Stored records:
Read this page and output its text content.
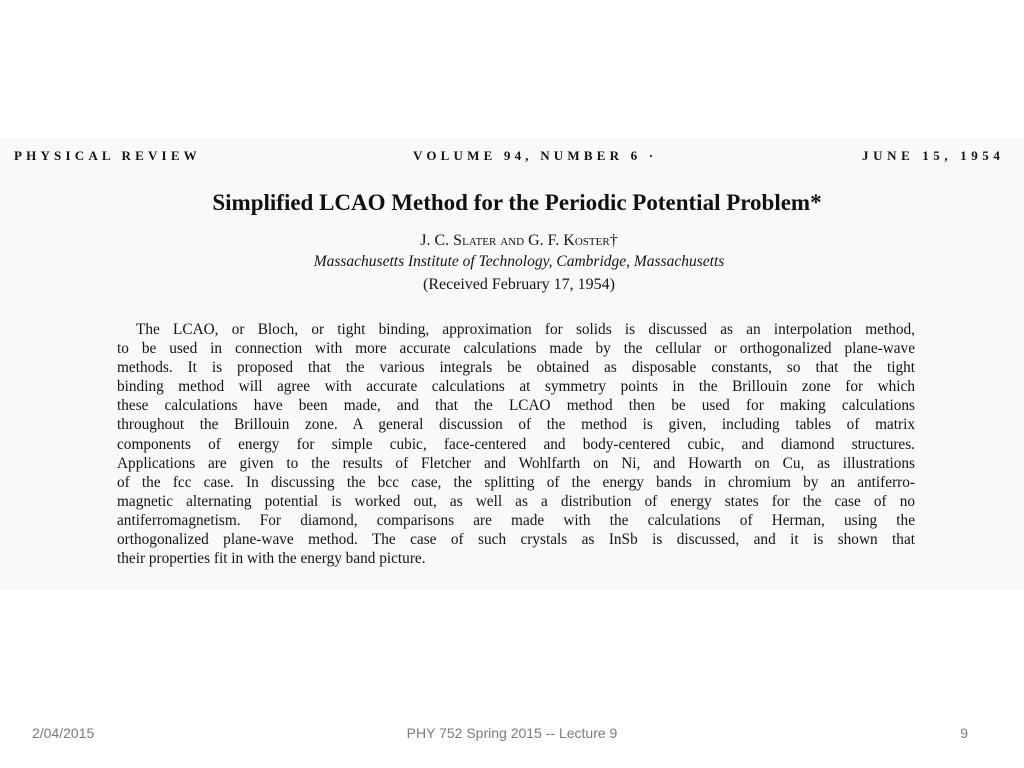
PHYSICAL REVIEW	VOLUME 94, NUMBER 6 ·	JUNE 15, 1954
Simplified LCAO Method for the Periodic Potential Problem*
J. C. Slater and G. F. Koster†
Massachusetts Institute of Technology, Cambridge, Massachusetts
(Received February 17, 1954)
The LCAO, or Bloch, or tight binding, approximation for solids is discussed as an interpolation method,
to be used in connection with more accurate calculations made by the cellular or orthogonalized plane-wave
methods. It is proposed that the various integrals be obtained as disposable constants, so that the tight
binding method will agree with accurate calculations at symmetry points in the Brillouin zone for which
these calculations have been made, and that the LCAO method then be used for making calculations
throughout the Brillouin zone. A general discussion of the method is given, including tables of matrix
components of energy for simple cubic, face-centered and body-centered cubic, and diamond structures.
Applications are given to the results of Fletcher and Wohlfarth on Ni, and Howarth on Cu, as illustrations
of the fcc case. In discussing the bcc case, the splitting of the energy bands in chromium by an antiferro-
magnetic alternating potential is worked out, as well as a distribution of energy states for the case of no
antiferromagnetism. For diamond, comparisons are made with the calculations of Herman, using the
orthogonalized plane-wave method. The case of such crystals as InSb is discussed, and it is shown that
their properties fit in with the energy band picture.
2/04/2015	PHY 752 Spring 2015 -- Lecture 9	9
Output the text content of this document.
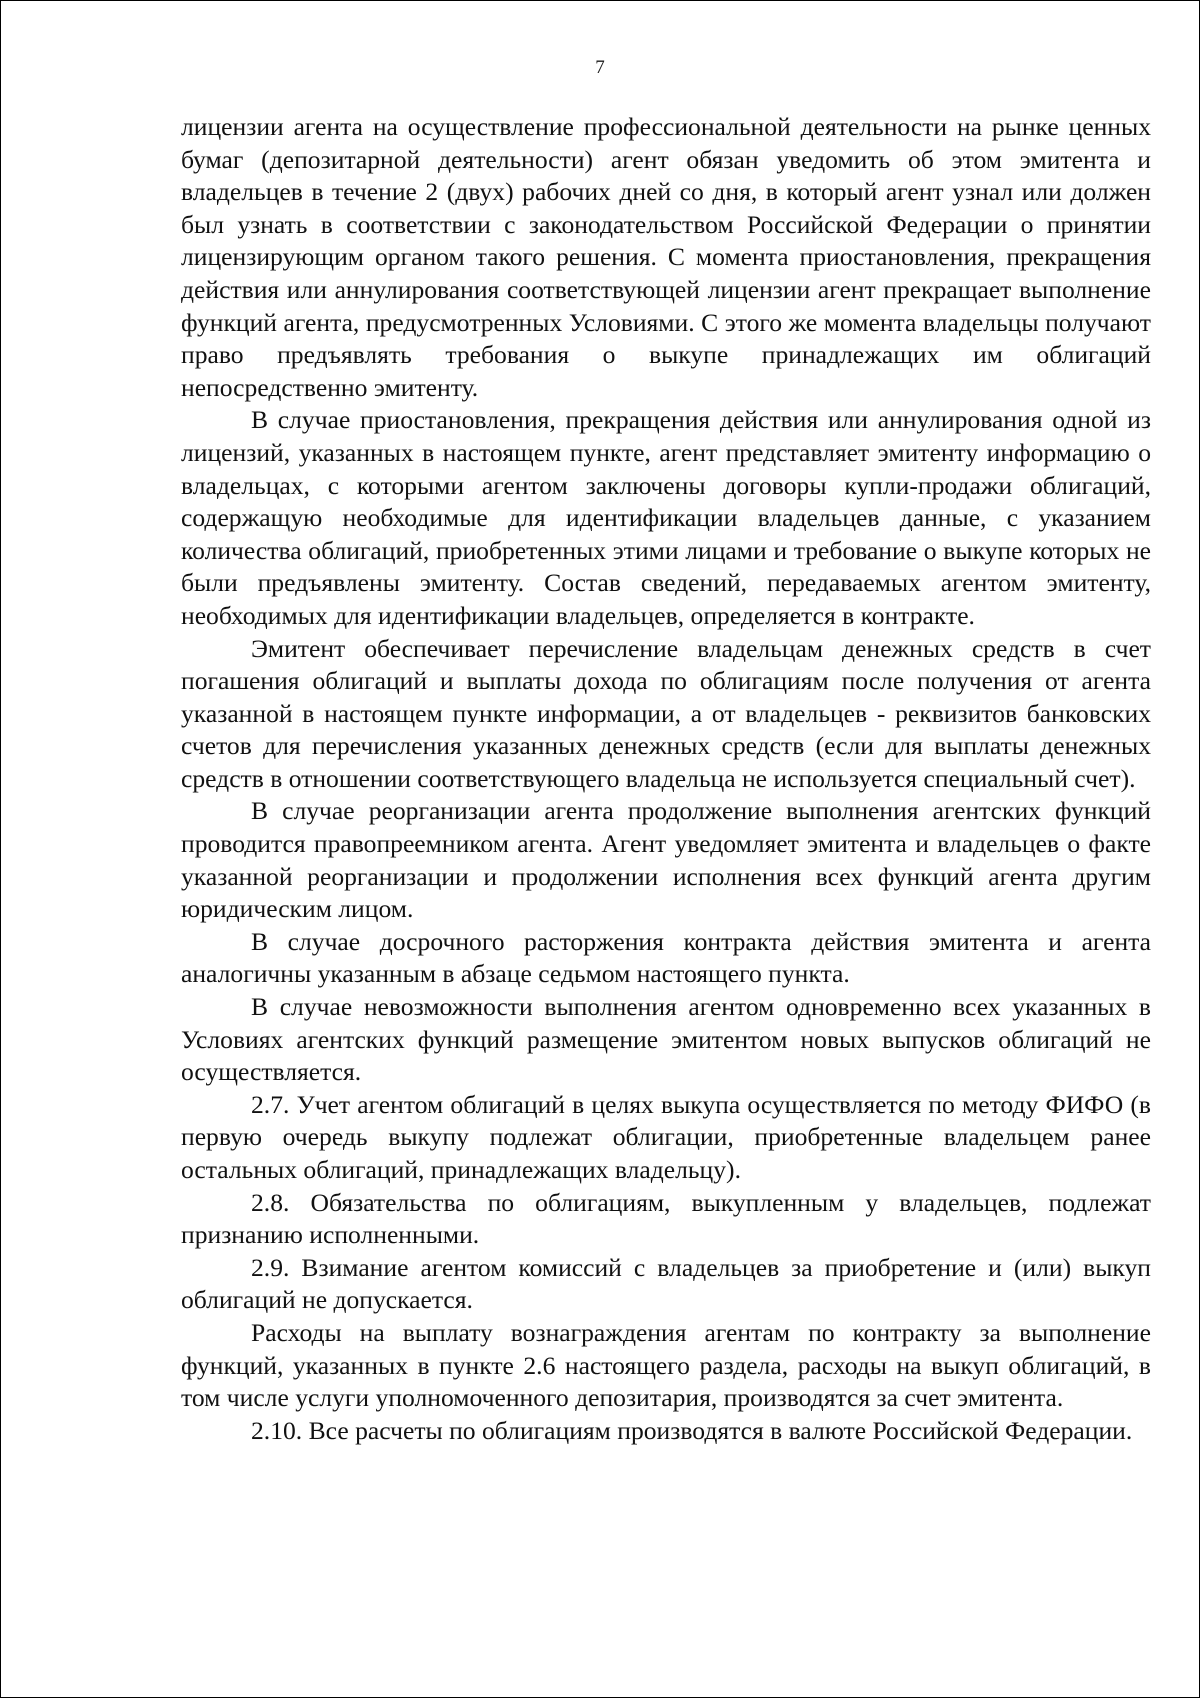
7

лицензии агента на осуществление профессиональной деятельности на рынке ценных бумаг (депозитарной деятельности) агент обязан уведомить об этом эмитента и владельцев в течение 2 (двух) рабочих дней со дня, в который агент узнал или должен был узнать в соответствии с законодательством Российской Федерации о принятии лицензирующим органом такого решения. С момента приостановления, прекращения действия или аннулирования соответствующей лицензии агент прекращает выполнение функций агента, предусмотренных Условиями. С этого же момента владельцы получают право предъявлять требования о выкупе принадлежащих им облигаций непосредственно эмитенту.

В случае приостановления, прекращения действия или аннулирования одной из лицензий, указанных в настоящем пункте, агент представляет эмитенту информацию о владельцах, с которыми агентом заключены договоры купли-продажи облигаций, содержащую необходимые для идентификации владельцев данные, с указанием количества облигаций, приобретенных этими лицами и требование о выкупе которых не были предъявлены эмитенту. Состав сведений, передаваемых агентом эмитенту, необходимых для идентификации владельцев, определяется в контракте.

Эмитент обеспечивает перечисление владельцам денежных средств в счет погашения облигаций и выплаты дохода по облигациям после получения от агента указанной в настоящем пункте информации, а от владельцев - реквизитов банковских счетов для перечисления указанных денежных средств (если для выплаты денежных средств в отношении соответствующего владельца не используется специальный счет).

В случае реорганизации агента продолжение выполнения агентских функций проводится правопреемником агента. Агент уведомляет эмитента и владельцев о факте указанной реорганизации и продолжении исполнения всех функций агента другим юридическим лицом.

В случае досрочного расторжения контракта действия эмитента и агента аналогичны указанным в абзаце седьмом настоящего пункта.

В случае невозможности выполнения агентом одновременно всех указанных в Условиях агентских функций размещение эмитентом новых выпусков облигаций не осуществляется.

2.7. Учет агентом облигаций в целях выкупа осуществляется по методу ФИФО (в первую очередь выкупу подлежат облигации, приобретенные владельцем ранее остальных облигаций, принадлежащих владельцу).

2.8. Обязательства по облигациям, выкупленным у владельцев, подлежат признанию исполненными.

2.9. Взимание агентом комиссий с владельцев за приобретение и (или) выкуп облигаций не допускается.

Расходы на выплату вознаграждения агентам по контракту за выполнение функций, указанных в пункте 2.6 настоящего раздела, расходы на выкуп облигаций, в том числе услуги уполномоченного депозитария, производятся за счет эмитента.

2.10. Все расчеты по облигациям производятся в валюте Российской Федерации.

Your instructions - Every record above should come back exactly, but without its pictures.

Answer to this problem -
Read this page and output its text content.
PHYSICAL REVIEW	VOLUME 94, NUMBER 6 ·	JUNE 15, 1954
Simplified LCAO Method for the Periodic Potential Problem*
J. C. Slater and G. F. Koster†
Massachusetts Institute of Technology, Cambridge, Massachusetts
(Received February 17, 1954)
The LCAO, or Bloch, or tight binding, approximation for solids is discussed as an interpolation method,
to be used in connection with more accurate calculations made by the cellular or orthogonalized plane-wave
methods. It is proposed that the various integrals be obtained as disposable constants, so that the tight
binding method will agree with accurate calculations at symmetry points in the Brillouin zone for which
these calculations have been made, and that the LCAO method then be used for making calculations
throughout the Brillouin zone. A general discussion of the method is given, including tables of matrix
components of energy for simple cubic, face-centered and body-centered cubic, and diamond structures.
Applications are given to the results of Fletcher and Wohlfarth on Ni, and Howarth on Cu, as illustrations
of the fcc case. In discussing the bcc case, the splitting of the energy bands in chromium by an antiferro-
magnetic alternating potential is worked out, as well as a distribution of energy states for the case of no
antiferromagnetism. For diamond, comparisons are made with the calculations of Herman, using the
orthogonalized plane-wave method. The case of such crystals as InSb is discussed, and it is shown that
their properties fit in with the energy band picture.
2/04/2015	PHY 752 Spring 2015 -- Lecture 9	9
Output the text content of this document.
7

лицензии агента на осуществление профессиональной деятельности на рынке ценных бумаг (депозитарной деятельности) агент обязан уведомить об этом эмитента и владельцев в течение 2 (двух) рабочих дней со дня, в который агент узнал или должен был узнать в соответствии с законодательством Российской Федерации о принятии лицензирующим органом такого решения. С момента приостановления, прекращения действия или аннулирования соответствующей лицензии агент прекращает выполнение функций агента, предусмотренных Условиями. С этого же момента владельцы получают право предъявлять требования о выкупе принадлежащих им облигаций непосредственно эмитенту.

В случае приостановления, прекращения действия или аннулирования одной из лицензий, указанных в настоящем пункте, агент представляет эмитенту информацию о владельцах, с которыми агентом заключены договоры купли-продажи облигаций, содержащую необходимые для идентификации владельцев данные, с указанием количества облигаций, приобретенных этими лицами и требование о выкупе которых не были предъявлены эмитенту. Состав сведений, передаваемых агентом эмитенту, необходимых для идентификации владельцев, определяется в контракте.

Эмитент обеспечивает перечисление владельцам денежных средств в счет погашения облигаций и выплаты дохода по облигациям после получения от агента указанной в настоящем пункте информации, а от владельцев - реквизитов банковских счетов для перечисления указанных денежных средств (если для выплаты денежных средств в отношении соответствующего владельца не используется специальный счет).

В случае реорганизации агента продолжение выполнения агентских функций проводится правопреемником агента. Агент уведомляет эмитента и владельцев о факте указанной реорганизации и продолжении исполнения всех функций агента другим юридическим лицом.

В случае досрочного расторжения контракта действия эмитента и агента аналогичны указанным в абзаце седьмом настоящего пункта.

В случае невозможности выполнения агентом одновременно всех указанных в Условиях агентских функций размещение эмитентом новых выпусков облигаций не осуществляется.

2.7. Учет агентом облигаций в целях выкупа осуществляется по методу ФИФО (в первую очередь выкупу подлежат облигации, приобретенные владельцем ранее остальных облигаций, принадлежащих владельцу).

2.8. Обязательства по облигациям, выкупленным у владельцев, подлежат признанию исполненными.

2.9. Взимание агентом комиссий с владельцев за приобретение и (или) выкуп облигаций не допускается.

Расходы на выплату вознаграждения агентам по контракту за выполнение функций, указанных в пункте 2.6 настоящего раздела, расходы на выкуп облигаций, в том числе услуги уполномоченного депозитария, производятся за счет эмитента.

2.10. Все расчеты по облигациям производятся в валюте Российской Федерации.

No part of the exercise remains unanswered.